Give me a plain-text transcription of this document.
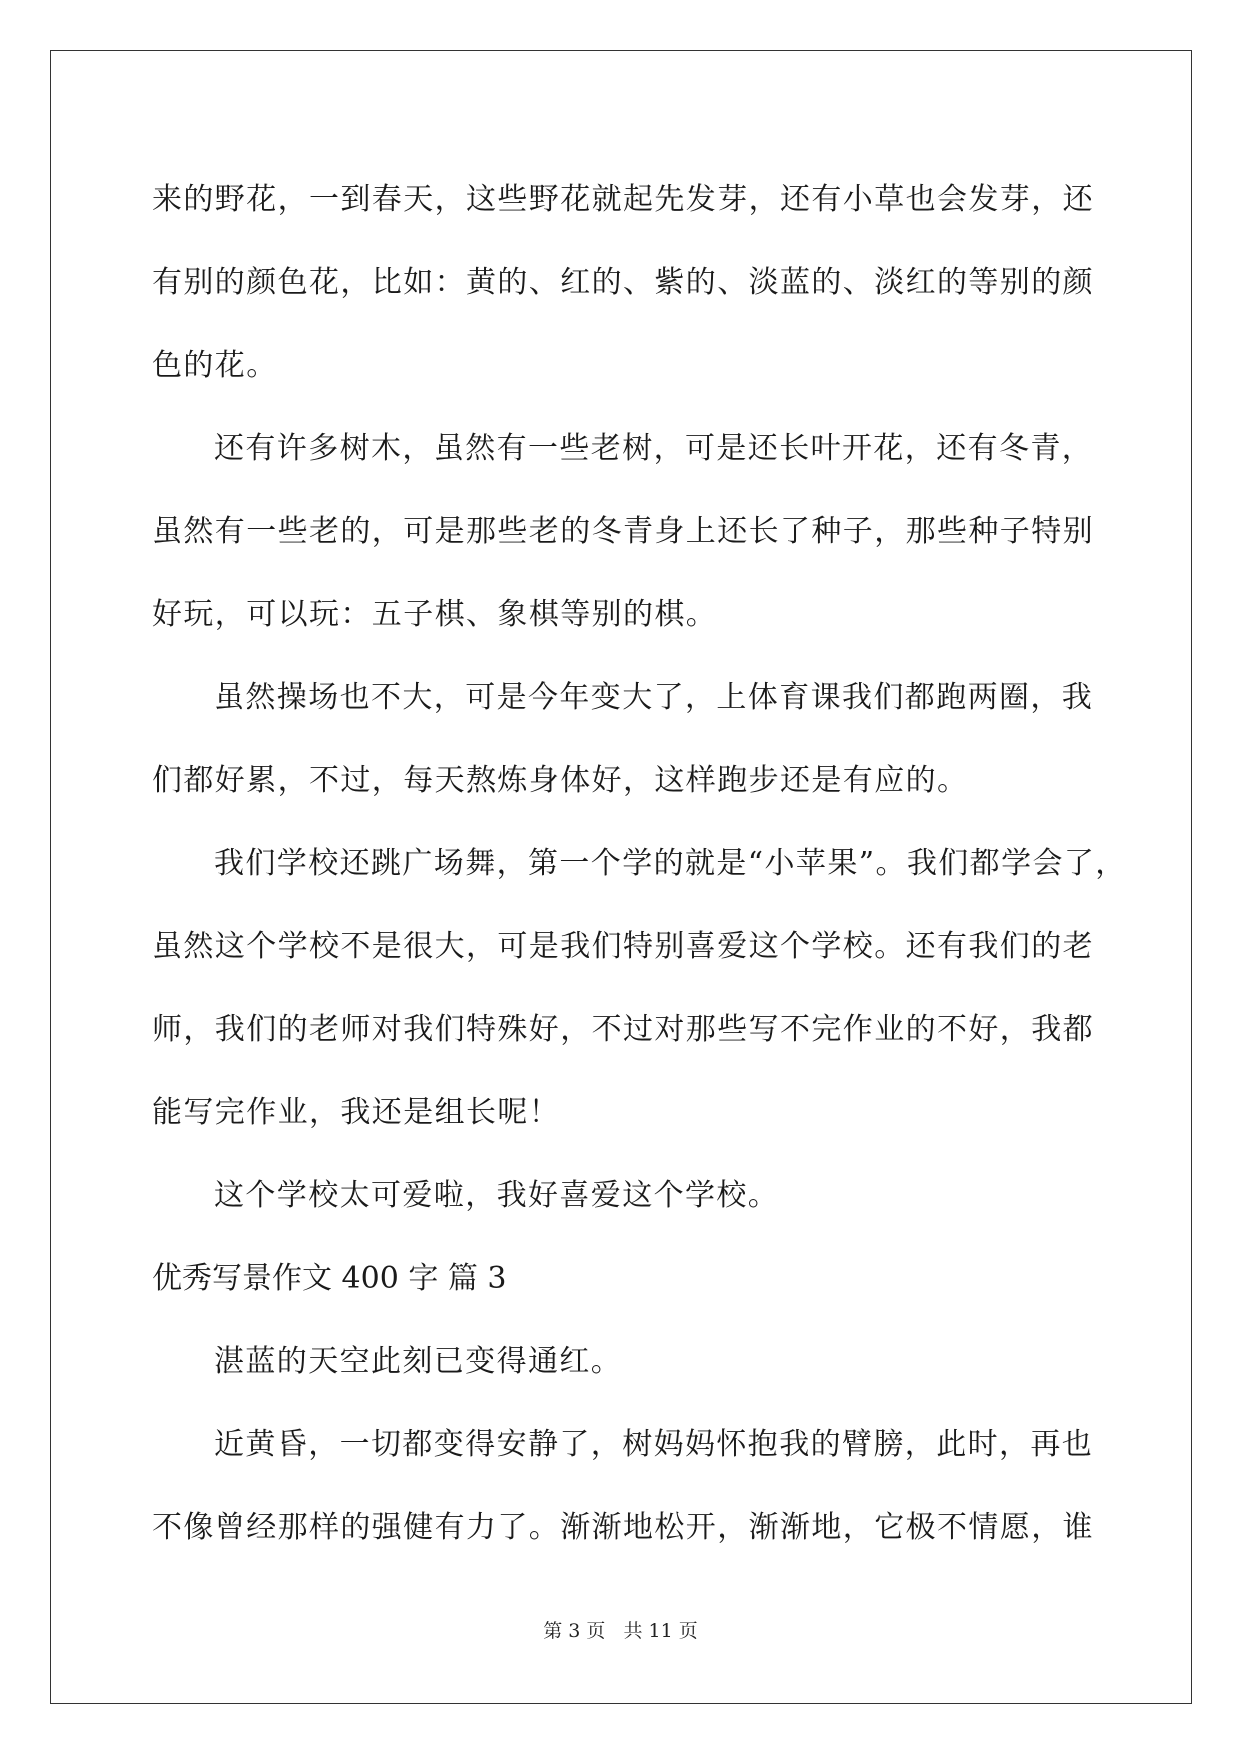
来的野花，一到春天，这些野花就起先发芽，还有小草也会发芽，还
有别的颜色花，比如：黄的、红的、紫的、淡蓝的、淡红的等别的颜
色的花。
还有许多树木，虽然有一些老树，可是还长叶开花，还有冬青，
虽然有一些老的，可是那些老的冬青身上还长了种子，那些种子特别
好玩，可以玩：五子棋、象棋等别的棋。
虽然操场也不大，可是今年变大了，上体育课我们都跑两圈，我
们都好累，不过，每天熬炼身体好，这样跑步还是有应的。
我们学校还跳广场舞，第一个学的就是“小苹果”。我们都学会了，
虽然这个学校不是很大，可是我们特别喜爱这个学校。还有我们的老
师，我们的老师对我们特殊好，不过对那些写不完作业的不好，我都
能写完作业，我还是组长呢！
这个学校太可爱啦，我好喜爱这个学校。
优秀写景作文 400 字 篇 3
湛蓝的天空此刻已变得通红。
近黄昏，一切都变得安静了，树妈妈怀抱我的臂膀，此时，再也
不像曾经那样的强健有力了。渐渐地松开，渐渐地，它极不情愿，谁
第 3 页   共 11 页
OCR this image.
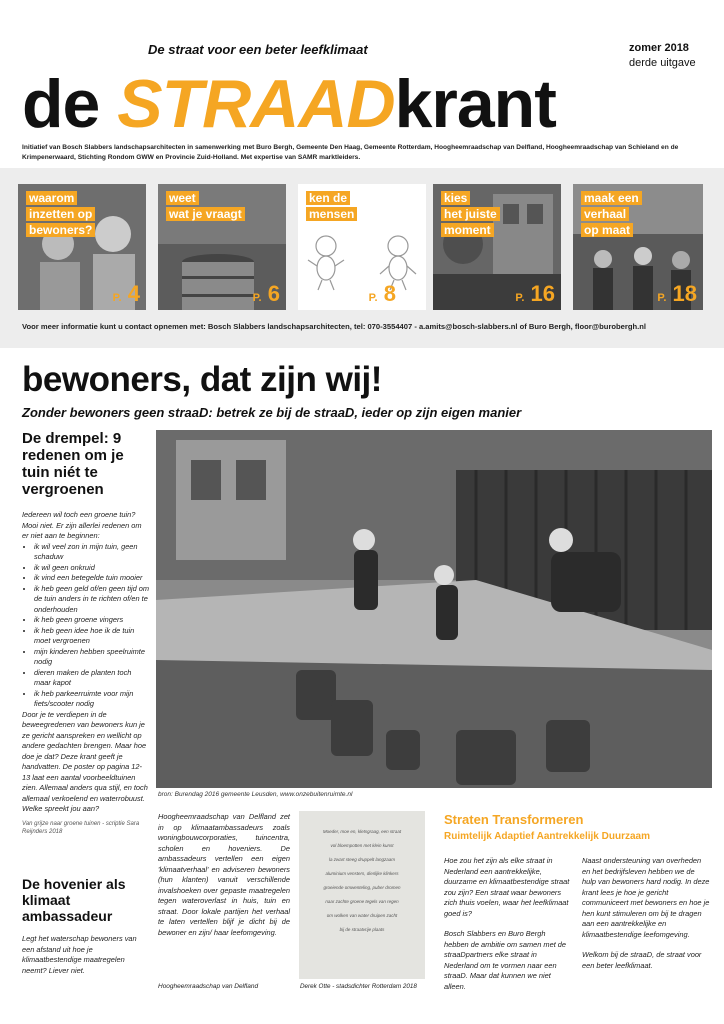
De straat voor een beter leefklimaat	zomer 2018
derde uitgave
de STRAADkrant
Initiatief van Bosch Slabbers landschapsarchitecten in samenwerking met Buro Bergh, Gemeente Den Haag, Gemeente Rotterdam, Hoogheemraadschap van Delfland, Hoogheemraadschap van Schieland en de Krimpenerwaard, Stichting Rondom GWW en Provincie Zuid-Holland. Met expertise van SAMR marktleiders.
waarom
inzetten op
bewoners?
P. 4
weet
wat je vraagt
P. 6
ken de
mensen
P. 8
kies
het juiste
moment
P. 16
maak een
verhaal
op maat
P. 18
Voor meer informatie kunt u contact opnemen met: Bosch Slabbers landschapsarchitecten, tel: 070-3554407 - a.amits@bosch-slabbers.nl of Buro Bergh, floor@burobergh.nl
bewoners, dat zijn wij!
Zonder bewoners geen straaD: betrek ze bij de straaD, ieder op zijn eigen manier
De drempel: 9 redenen om je tuin niét te vergroenen
Iedereen wil toch een groene tuin? Mooi niet. Er zijn allerlei redenen om er niet aan te beginnen:
• ik wil veel zon in mijn tuin, geen schaduw
• ik wil geen onkruid
• ik vind een betegelde tuin mooier
• ik heb geen geld of/en geen tijd om de tuin anders in te richten of/en te onderhouden
• ik heb geen groene vingers
• ik heb geen idee hoe ik de tuin moet vergroenen
• mijn kinderen hebben speelruimte nodig
• dieren maken de planten toch maar kapot
• ik heb parkeerruimte voor mijn fiets/scooter nodig
Door je te verdiepen in de beweegredenen van bewoners kun je ze gericht aanspreken en wellicht op andere gedachten brengen. Maar hoe doe je dat? Deze krant geeft je handvatten. De poster op pagina 12-13 laat een aantal voorbeeldtuinen zien. Allemaal anders qua stijl, en toch allemaal verkoelend en waterrobuust. Welke spreekt jou aan?
Van grijze naar groene tuinen - scriptie Sara Reijnders 2018
De hovenier als klimaat ambassadeur
Legt het waterschap bewoners van een afstand uit hoe je klimaatbestendige maatregelen neemt? Liever niet.
bron: Burendag 2016 gemeente Leusden, www.onzebuitenruimte.nl
Hoogheemraadschap van Delfland zet in op klimaatambassadeurs zoals woningbouwcorporaties, tuincentra, scholen en hoveniers. De ambassadeurs vertellen een eigen 'klimaatverhaal' en adviseren bewoners (hun klanten) vanuit verschillende invalshoeken over gepaste maatregelen tegen wateroverlast in huis, tuin en straat. Door lokale partijen het verhaal te laten vertellen blijf je dicht bij de bewoner en zijn/ haar leefomgeving.
Hoogheemraadschap van Delfland
Moeder, moe en, kletsgraag, een straat
vol bloempotten met klein kunst
la zwart steeg druppelt langzaam
aluminium vensters, dierlijke klinkers
groeiende omwenteling, puber dromen
naar zachte groene tegels van regen
om wolken van water druipen zacht
bij de straatvrije plaats
Derek Otte - stadsdichter Rotterdam 2018
Straten Transformeren
Ruimtelijk Adaptief Aantrekkelijk Duurzaam
Hoe zou het zijn als elke straat in Nederland een aantrekkelijke, duurzame en klimaatbestendige straat zou zijn? Een straat waar bewoners zich thuis voelen, waar het leefklimaat goed is?
Bosch Slabbers en Buro Bergh hebben de ambitie om samen met de straaDpartners elke straat in Nederland om te vormen naar een straaD. Maar dat kunnen we niet alleen.
Naast ondersteuning van overheden en het bedrijfsleven hebben we de hulp van bewoners hard nodig. In deze krant lees je hoe je gericht communiceert met bewoners en hoe je hen kunt stimuleren om bij te dragen aan een aantrekkelijke en klimaatbestendige leefomgeving.
Welkom bij de straaD, de straat voor een beter leefklimaat.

▬▬▬▬▬▬▬▬▬▬

Exercise directions: Collect, from the material above, every line containing the word "this".

Expected output:
Give me a plain-text transcription of this document.
OCR this image.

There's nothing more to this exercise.